Extracted records:
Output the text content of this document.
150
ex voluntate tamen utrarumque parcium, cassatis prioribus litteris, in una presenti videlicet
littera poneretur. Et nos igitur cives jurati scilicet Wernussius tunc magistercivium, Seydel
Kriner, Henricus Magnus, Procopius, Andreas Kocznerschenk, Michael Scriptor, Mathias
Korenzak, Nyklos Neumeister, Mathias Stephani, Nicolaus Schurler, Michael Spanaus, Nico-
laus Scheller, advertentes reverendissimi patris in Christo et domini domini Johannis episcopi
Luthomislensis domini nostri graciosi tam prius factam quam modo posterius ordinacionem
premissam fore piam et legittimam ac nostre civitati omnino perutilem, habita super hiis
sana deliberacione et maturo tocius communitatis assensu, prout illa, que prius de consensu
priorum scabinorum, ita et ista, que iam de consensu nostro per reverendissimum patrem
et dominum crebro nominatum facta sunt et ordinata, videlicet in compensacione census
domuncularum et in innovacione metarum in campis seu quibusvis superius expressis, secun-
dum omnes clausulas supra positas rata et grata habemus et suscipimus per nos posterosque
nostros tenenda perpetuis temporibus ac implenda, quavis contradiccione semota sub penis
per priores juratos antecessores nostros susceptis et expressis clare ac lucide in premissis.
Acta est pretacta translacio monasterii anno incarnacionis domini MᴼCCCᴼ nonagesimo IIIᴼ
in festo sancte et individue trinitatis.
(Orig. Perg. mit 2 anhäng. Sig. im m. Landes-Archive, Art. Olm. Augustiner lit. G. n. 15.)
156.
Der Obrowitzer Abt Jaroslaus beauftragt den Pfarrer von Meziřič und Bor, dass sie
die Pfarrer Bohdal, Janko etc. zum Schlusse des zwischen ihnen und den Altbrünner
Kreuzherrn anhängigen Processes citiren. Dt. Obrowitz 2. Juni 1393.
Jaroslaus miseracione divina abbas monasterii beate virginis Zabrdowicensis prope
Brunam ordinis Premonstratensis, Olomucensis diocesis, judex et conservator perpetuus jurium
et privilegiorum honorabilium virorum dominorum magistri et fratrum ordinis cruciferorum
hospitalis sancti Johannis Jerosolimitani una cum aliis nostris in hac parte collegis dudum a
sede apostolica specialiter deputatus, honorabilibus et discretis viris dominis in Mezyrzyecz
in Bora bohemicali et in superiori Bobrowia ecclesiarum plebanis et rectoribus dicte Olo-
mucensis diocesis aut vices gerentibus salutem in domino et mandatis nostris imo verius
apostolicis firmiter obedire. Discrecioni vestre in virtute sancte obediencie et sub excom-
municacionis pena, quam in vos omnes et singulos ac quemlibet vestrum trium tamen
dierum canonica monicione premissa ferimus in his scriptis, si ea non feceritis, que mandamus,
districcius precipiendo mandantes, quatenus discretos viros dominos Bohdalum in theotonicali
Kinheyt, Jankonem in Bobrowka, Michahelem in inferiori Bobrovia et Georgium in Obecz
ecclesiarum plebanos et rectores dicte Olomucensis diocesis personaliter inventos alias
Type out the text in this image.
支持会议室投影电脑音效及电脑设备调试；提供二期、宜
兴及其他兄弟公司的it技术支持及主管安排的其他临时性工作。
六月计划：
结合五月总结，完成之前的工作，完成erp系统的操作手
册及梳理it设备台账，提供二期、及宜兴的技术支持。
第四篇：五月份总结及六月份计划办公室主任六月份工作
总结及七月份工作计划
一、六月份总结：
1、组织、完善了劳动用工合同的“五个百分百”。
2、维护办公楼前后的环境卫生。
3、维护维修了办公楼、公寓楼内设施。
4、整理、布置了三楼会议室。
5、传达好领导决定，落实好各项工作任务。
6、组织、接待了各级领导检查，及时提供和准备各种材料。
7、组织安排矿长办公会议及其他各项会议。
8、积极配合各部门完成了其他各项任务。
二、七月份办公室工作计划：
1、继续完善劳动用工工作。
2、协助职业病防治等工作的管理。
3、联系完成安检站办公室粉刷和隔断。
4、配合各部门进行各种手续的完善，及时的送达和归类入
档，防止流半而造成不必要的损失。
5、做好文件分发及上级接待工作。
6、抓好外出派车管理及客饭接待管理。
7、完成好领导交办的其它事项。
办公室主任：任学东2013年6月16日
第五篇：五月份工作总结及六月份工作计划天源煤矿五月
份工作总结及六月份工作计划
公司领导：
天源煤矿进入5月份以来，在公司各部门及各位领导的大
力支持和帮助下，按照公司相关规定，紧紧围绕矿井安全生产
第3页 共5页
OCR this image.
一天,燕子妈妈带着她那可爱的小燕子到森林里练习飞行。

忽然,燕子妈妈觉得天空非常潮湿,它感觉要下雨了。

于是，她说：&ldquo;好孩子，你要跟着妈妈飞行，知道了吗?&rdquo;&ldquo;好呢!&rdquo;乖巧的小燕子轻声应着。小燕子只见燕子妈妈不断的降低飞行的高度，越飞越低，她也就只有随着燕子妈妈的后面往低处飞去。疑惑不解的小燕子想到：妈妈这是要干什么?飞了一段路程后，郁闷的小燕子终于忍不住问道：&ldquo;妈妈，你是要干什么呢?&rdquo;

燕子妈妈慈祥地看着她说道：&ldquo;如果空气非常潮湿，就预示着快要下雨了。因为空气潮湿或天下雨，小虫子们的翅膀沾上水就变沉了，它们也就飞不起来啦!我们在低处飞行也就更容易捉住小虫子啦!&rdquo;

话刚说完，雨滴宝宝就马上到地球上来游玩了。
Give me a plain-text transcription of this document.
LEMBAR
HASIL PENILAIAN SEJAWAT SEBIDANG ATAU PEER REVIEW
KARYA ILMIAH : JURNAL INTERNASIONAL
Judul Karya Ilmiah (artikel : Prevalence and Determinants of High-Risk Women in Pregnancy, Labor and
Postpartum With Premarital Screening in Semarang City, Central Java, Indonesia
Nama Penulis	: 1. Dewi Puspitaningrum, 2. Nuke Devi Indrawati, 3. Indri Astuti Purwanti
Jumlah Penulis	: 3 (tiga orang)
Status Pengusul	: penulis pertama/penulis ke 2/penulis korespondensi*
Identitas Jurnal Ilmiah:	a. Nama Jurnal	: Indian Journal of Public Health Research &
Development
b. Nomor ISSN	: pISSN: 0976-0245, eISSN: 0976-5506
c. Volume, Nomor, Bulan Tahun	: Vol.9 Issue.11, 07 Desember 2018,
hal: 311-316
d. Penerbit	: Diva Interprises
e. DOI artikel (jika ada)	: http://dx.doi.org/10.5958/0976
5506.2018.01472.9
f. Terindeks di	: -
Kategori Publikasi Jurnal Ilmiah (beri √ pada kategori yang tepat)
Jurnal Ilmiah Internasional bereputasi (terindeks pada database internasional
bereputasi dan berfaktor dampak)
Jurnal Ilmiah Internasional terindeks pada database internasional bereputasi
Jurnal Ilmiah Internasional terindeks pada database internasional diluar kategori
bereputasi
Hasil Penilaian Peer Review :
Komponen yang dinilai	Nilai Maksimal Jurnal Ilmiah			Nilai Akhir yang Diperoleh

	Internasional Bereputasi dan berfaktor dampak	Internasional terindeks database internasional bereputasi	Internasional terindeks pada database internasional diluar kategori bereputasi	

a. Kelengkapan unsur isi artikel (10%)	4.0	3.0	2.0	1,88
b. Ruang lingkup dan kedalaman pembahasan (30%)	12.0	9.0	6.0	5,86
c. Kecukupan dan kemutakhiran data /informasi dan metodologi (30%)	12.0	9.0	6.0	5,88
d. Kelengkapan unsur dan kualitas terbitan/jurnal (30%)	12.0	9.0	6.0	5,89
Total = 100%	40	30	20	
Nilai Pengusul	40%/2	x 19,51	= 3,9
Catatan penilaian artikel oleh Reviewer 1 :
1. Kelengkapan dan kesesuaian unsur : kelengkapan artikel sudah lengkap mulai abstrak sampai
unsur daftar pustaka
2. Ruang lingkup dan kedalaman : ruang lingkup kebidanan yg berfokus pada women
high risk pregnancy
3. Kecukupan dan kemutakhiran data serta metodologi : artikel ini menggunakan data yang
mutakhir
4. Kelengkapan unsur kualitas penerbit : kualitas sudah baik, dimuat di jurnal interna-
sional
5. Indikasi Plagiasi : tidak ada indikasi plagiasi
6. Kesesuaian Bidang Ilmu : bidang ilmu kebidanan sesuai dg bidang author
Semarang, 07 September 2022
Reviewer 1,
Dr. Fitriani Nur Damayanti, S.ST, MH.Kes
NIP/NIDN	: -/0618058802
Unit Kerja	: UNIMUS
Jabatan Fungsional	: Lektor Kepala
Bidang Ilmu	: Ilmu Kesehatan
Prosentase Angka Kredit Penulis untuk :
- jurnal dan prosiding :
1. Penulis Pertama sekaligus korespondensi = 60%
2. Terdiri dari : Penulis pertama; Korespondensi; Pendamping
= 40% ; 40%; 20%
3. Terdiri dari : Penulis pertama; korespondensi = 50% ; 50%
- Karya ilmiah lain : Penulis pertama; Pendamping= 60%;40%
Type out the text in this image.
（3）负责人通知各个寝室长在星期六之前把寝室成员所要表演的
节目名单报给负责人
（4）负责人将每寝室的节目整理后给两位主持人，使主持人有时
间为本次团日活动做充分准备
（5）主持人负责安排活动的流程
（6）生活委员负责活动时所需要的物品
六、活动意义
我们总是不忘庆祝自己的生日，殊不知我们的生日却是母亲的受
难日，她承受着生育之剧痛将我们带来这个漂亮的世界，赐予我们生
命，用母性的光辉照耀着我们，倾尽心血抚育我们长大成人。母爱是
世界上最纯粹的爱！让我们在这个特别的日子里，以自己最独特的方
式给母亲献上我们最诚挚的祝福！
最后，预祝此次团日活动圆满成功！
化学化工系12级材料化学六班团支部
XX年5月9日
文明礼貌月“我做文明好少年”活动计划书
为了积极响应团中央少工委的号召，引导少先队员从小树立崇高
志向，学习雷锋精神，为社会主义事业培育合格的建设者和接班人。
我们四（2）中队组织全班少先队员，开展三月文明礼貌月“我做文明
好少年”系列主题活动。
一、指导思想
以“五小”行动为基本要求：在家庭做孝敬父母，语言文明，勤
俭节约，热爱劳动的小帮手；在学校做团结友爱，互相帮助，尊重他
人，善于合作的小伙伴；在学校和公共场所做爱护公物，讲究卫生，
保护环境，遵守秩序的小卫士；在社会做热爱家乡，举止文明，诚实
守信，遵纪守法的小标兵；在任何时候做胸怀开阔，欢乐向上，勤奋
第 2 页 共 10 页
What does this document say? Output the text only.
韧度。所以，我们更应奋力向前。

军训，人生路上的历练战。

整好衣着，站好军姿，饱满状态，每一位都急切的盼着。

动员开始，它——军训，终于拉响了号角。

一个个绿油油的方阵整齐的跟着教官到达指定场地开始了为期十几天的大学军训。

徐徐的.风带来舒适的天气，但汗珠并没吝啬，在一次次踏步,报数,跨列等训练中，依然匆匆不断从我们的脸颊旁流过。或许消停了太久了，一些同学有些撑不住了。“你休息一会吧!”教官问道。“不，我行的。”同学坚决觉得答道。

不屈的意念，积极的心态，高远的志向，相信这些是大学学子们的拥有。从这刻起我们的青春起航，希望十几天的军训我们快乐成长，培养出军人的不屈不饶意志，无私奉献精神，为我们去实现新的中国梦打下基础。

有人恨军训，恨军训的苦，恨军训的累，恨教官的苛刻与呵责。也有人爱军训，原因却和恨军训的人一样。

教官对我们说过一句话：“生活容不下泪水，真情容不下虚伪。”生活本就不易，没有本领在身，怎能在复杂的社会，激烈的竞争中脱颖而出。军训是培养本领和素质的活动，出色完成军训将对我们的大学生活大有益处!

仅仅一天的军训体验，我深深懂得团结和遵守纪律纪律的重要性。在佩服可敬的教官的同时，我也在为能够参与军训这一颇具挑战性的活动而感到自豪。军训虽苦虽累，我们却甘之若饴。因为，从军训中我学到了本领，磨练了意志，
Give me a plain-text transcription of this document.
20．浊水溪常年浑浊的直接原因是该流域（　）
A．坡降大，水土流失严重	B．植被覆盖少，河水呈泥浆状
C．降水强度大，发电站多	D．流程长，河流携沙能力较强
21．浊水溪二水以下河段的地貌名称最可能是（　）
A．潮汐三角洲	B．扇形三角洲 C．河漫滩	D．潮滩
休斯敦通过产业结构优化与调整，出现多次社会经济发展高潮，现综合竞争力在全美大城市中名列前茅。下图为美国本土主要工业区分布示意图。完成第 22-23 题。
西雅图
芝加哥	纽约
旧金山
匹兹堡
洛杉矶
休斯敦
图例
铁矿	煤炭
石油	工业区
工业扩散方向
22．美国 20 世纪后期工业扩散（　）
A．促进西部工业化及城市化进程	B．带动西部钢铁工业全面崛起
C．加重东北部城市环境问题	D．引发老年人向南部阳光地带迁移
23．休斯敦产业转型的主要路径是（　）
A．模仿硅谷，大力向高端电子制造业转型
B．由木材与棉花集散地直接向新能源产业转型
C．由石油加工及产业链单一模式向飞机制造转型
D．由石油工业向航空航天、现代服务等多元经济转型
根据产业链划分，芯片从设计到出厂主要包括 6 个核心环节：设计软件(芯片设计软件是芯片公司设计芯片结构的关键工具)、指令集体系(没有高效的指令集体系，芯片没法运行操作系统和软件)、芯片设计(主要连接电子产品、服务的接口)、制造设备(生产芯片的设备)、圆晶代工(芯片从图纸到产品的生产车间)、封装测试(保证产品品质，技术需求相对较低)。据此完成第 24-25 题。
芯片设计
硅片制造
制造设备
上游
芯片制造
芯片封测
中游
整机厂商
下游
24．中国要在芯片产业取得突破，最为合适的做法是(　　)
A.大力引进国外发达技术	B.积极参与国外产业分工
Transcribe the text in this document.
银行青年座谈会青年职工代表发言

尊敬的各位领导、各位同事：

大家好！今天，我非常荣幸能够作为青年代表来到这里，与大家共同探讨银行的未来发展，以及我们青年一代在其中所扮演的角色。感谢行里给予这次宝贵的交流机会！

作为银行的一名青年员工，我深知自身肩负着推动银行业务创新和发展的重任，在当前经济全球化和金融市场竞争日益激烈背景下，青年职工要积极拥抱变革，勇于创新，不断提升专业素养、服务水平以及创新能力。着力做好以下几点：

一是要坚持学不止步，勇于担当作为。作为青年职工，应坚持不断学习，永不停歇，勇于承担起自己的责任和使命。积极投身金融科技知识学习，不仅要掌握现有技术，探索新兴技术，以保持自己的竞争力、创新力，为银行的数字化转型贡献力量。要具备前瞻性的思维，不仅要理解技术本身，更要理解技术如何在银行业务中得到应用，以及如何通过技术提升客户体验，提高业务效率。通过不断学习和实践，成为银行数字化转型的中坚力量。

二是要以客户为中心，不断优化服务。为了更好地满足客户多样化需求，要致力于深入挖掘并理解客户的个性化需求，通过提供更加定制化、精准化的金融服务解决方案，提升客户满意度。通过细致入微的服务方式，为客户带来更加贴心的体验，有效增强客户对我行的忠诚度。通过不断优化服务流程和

◆ **Aim**
What is the number of lines in the data above that include the word "document"? Answer with that number only.

◆ **Response**
5